## WORK ITEM
Every line of the data below is to be given again as it appears, with the images removed.

PROVIDED RECORDS: Begin

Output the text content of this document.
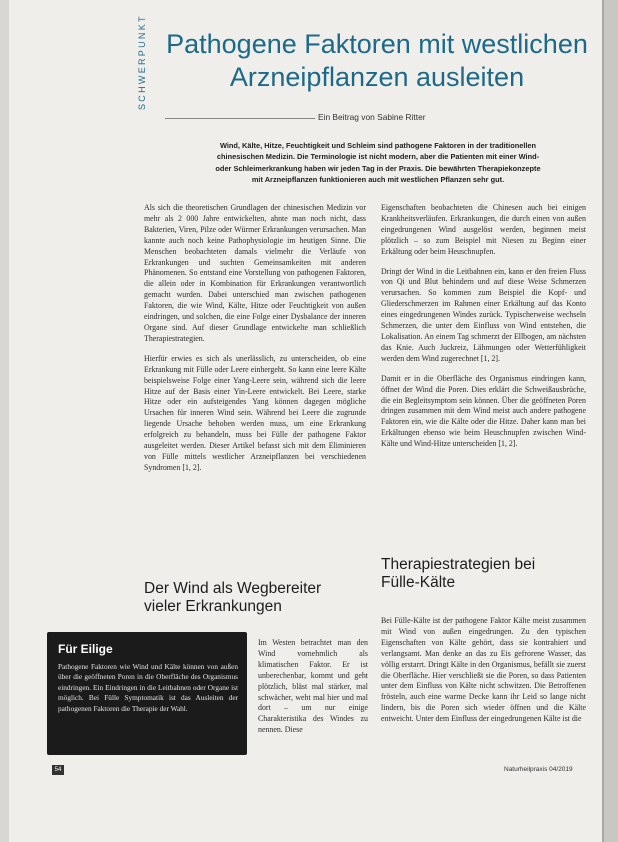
SCHWERPUNKT Pathogene Faktoren mit westlichen
Arzneipflanzen ausleiten
Ein Beitrag von Sabine Ritter
Wind, Kälte, Hitze, Feuchtigkeit und Schleim sind pathogene Faktoren in der traditionellen
chinesischen Medizin. Die Terminologie ist nicht modern, aber die Patienten mit einer Wind-
oder Schleimerkrankung haben wir jeden Tag in der Praxis. Die bewährten Therapiekonzepte
mit Arzneipflanzen funktionieren auch mit westlichen Pflanzen sehr gut.

Als sich die theoretischen Grundlagen der chinesischen Medizin vor mehr als 2 000 Jahre entwickelten, ahnte man noch nicht, dass Bakterien, Viren, Pilze oder Würmer Erkrankungen verursachen. Man kannte auch noch keine Pathophysiologie im heutigen Sinne. Die Menschen beobachteten damals vielmehr die Verläufe von Erkrankungen und suchten Gemeinsamkeiten mit anderen Phänomenen. So entstand eine Vorstellung von pathogenen Faktoren, die allein oder in Kombination für Erkrankungen verantwortlich gemacht wurden. Dabei unterschied man zwischen pathogenen Faktoren, die wie Wind, Kälte, Hitze oder Feuchtigkeit von außen eindringen, und solchen, die eine Folge einer Dysbalance der inneren Organe sind. Auf dieser Grundlage entwickelte man schließlich Therapiestrategien.

Hierfür erwies es sich als unerlässlich, zu unterscheiden, ob eine Erkrankung mit Fülle oder Leere einhergeht. So kann eine leere Kälte beispielsweise Folge einer Yang-Leere sein, während sich die leere Hitze auf der Basis einer Yin-Leere entwickelt. Bei Leere, starke Hitze oder ein aufsteigendes Yang können dagegen mögliche Ursachen für inneren Wind sein. Während bei Leere die zugrunde liegende Ursache behoben werden muss, um eine Erkrankung erfolgreich zu behandeln, muss bei Fülle der pathogene Faktor ausgeleitet werden. Dieser Artikel befasst sich mit dem Eliminieren von Fülle mittels westlicher Arzneipflanzen bei verschiedenen Syndromen [1, 2].

Eigenschaften beobachteten die Chinesen auch bei einigen Krankheitsverläufen. Erkrankungen, die durch einen von außen eingedrungenen Wind ausgelöst werden, beginnen meist plötzlich – so zum Beispiel mit Niesen zu Beginn einer Erkältung oder beim Heuschnupfen.

Dringt der Wind in die Leitbahnen ein, kann er den freien Fluss von Qi und Blut behindern und auf diese Weise Schmerzen verursachen. So kommen zum Beispiel die Kopf- und Gliederschmerzen im Rahmen einer Erkältung auf das Konto eines eingedrungenen Windes zurück. Typischerweise wechseln Schmerzen, die unter dem Einfluss von Wind entstehen, die Lokalisation. An einem Tag schmerzt der Ellbogen, am nächsten das Knie. Auch Juckreiz, Lähmungen oder Wetterfühligkeit werden dem Wind zugerechnet [1, 2].

Damit er in die Oberfläche des Organismus eindringen kann, öffnet der Wind die Poren. Dies erklärt die Schweißausbrüche, die ein Begleitsymptom sein können. Über die geöffneten Poren dringen zusammen mit dem Wind meist auch andere pathogene Faktoren ein, wie die Kälte oder die Hitze. Daher kann man bei Erkältungen ebenso wie beim Heuschnupfen zwischen Wind-Kälte und Wind-Hitze unterscheiden [1, 2].

Der Wind als Wegbereiter
vieler Erkrankungen
Im Westen betrachtet man den Wind vornehmlich als klimatischen Faktor. Er ist unberechenbar, kommt und geht plötzlich, bläst mal stärker, mal schwächer, weht mal hier und mal dort – um nur einige Charakteristika des Windes zu nennen. Diese
Therapiestrategien bei
Fülle-Kälte
Bei Fülle-Kälte ist der pathogene Faktor Kälte meist zusammen mit Wind von außen eingedrungen. Zu den typischen Eigenschaften von Kälte gehört, dass sie kontrahiert und verlangsamt. Man denke an das zu Eis gefrorene Wasser, das völlig erstarrt. Dringt Kälte in den Organismus, befällt sie zuerst die Oberfläche. Hier verschließt sie die Poren, so dass Patienten unter dem Einfluss von Kälte nicht schwitzen. Die Betroffenen frösteln, auch eine warme Decke kann ihr Leid so lange nicht lindern, bis die Poren sich wieder öffnen und die Kälte entweicht. Unter dem Einfluss der eingedrungenen Kälte ist die
Für Eilige
Pathogene Faktoren wie Wind und Kälte können von außen über die geöffneten Poren in die Oberfläche des Organismus eindringen. Ein Eindringen in die Leitbahnen oder Organe ist möglich. Bei Fülle Symptomatik ist das Ausleiten der pathogenen Faktoren die Therapie der Wahl.
54	Naturheilpraxis 04/2019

PROVIDED RECORDS: End

## TASK ANSWER
Output the text content of this document.
SCHWERPUNKT Pathogene Faktoren mit westlichen
Arzneipflanzen ausleiten
Ein Beitrag von Sabine Ritter
Wind, Kälte, Hitze, Feuchtigkeit und Schleim sind pathogene Faktoren in der traditionellen
chinesischen Medizin. Die Terminologie ist nicht modern, aber die Patienten mit einer Wind-
oder Schleimerkrankung haben wir jeden Tag in der Praxis. Die bewährten Therapiekonzepte
mit Arzneipflanzen funktionieren auch mit westlichen Pflanzen sehr gut.

Als sich die theoretischen Grundlagen der chinesischen Medizin vor mehr als 2 000 Jahre entwickelten, ahnte man noch nicht, dass Bakterien, Viren, Pilze oder Würmer Erkrankungen verursachen. Man kannte auch noch keine Pathophysiologie im heutigen Sinne. Die Menschen beobachteten damals vielmehr die Verläufe von Erkrankungen und suchten Gemeinsamkeiten mit anderen Phänomenen. So entstand eine Vorstellung von pathogenen Faktoren, die allein oder in Kombination für Erkrankungen verantwortlich gemacht wurden. Dabei unterschied man zwischen pathogenen Faktoren, die wie Wind, Kälte, Hitze oder Feuchtigkeit von außen eindringen, und solchen, die eine Folge einer Dysbalance der inneren Organe sind. Auf dieser Grundlage entwickelte man schließlich Therapiestrategien.

Hierfür erwies es sich als unerlässlich, zu unterscheiden, ob eine Erkrankung mit Fülle oder Leere einhergeht. So kann eine leere Kälte beispielsweise Folge einer Yang-Leere sein, während sich die leere Hitze auf der Basis einer Yin-Leere entwickelt. Bei Leere, starke Hitze oder ein aufsteigendes Yang können dagegen mögliche Ursachen für inneren Wind sein. Während bei Leere die zugrunde liegende Ursache behoben werden muss, um eine Erkrankung erfolgreich zu behandeln, muss bei Fülle der pathogene Faktor ausgeleitet werden. Dieser Artikel befasst sich mit dem Eliminieren von Fülle mittels westlicher Arzneipflanzen bei verschiedenen Syndromen [1, 2].

Eigenschaften beobachteten die Chinesen auch bei einigen Krankheitsverläufen. Erkrankungen, die durch einen von außen eingedrungenen Wind ausgelöst werden, beginnen meist plötzlich – so zum Beispiel mit Niesen zu Beginn einer Erkältung oder beim Heuschnupfen.

Dringt der Wind in die Leitbahnen ein, kann er den freien Fluss von Qi und Blut behindern und auf diese Weise Schmerzen verursachen. So kommen zum Beispiel die Kopf- und Gliederschmerzen im Rahmen einer Erkältung auf das Konto eines eingedrungenen Windes zurück. Typischerweise wechseln Schmerzen, die unter dem Einfluss von Wind entstehen, die Lokalisation. An einem Tag schmerzt der Ellbogen, am nächsten das Knie. Auch Juckreiz, Lähmungen oder Wetterfühligkeit werden dem Wind zugerechnet [1, 2].

Damit er in die Oberfläche des Organismus eindringen kann, öffnet der Wind die Poren. Dies erklärt die Schweißausbrüche, die ein Begleitsymptom sein können. Über die geöffneten Poren dringen zusammen mit dem Wind meist auch andere pathogene Faktoren ein, wie die Kälte oder die Hitze. Daher kann man bei Erkältungen ebenso wie beim Heuschnupfen zwischen Wind-Kälte und Wind-Hitze unterscheiden [1, 2].

Der Wind als Wegbereiter
vieler Erkrankungen
Im Westen betrachtet man den Wind vornehmlich als klimatischen Faktor. Er ist unberechenbar, kommt und geht plötzlich, bläst mal stärker, mal schwächer, weht mal hier und mal dort – um nur einige Charakteristika des Windes zu nennen. Diese
Therapiestrategien bei
Fülle-Kälte
Bei Fülle-Kälte ist der pathogene Faktor Kälte meist zusammen mit Wind von außen eingedrungen. Zu den typischen Eigenschaften von Kälte gehört, dass sie kontrahiert und verlangsamt. Man denke an das zu Eis gefrorene Wasser, das völlig erstarrt. Dringt Kälte in den Organismus, befällt sie zuerst die Oberfläche. Hier verschließt sie die Poren, so dass Patienten unter dem Einfluss von Kälte nicht schwitzen. Die Betroffenen frösteln, auch eine warme Decke kann ihr Leid so lange nicht lindern, bis die Poren sich wieder öffnen und die Kälte entweicht. Unter dem Einfluss der eingedrungenen Kälte ist die
Für Eilige
Pathogene Faktoren wie Wind und Kälte können von außen über die geöffneten Poren in die Oberfläche des Organismus eindringen. Ein Eindringen in die Leitbahnen oder Organe ist möglich. Bei Fülle Symptomatik ist das Ausleiten der pathogenen Faktoren die Therapie der Wahl.
54	Naturheilpraxis 04/2019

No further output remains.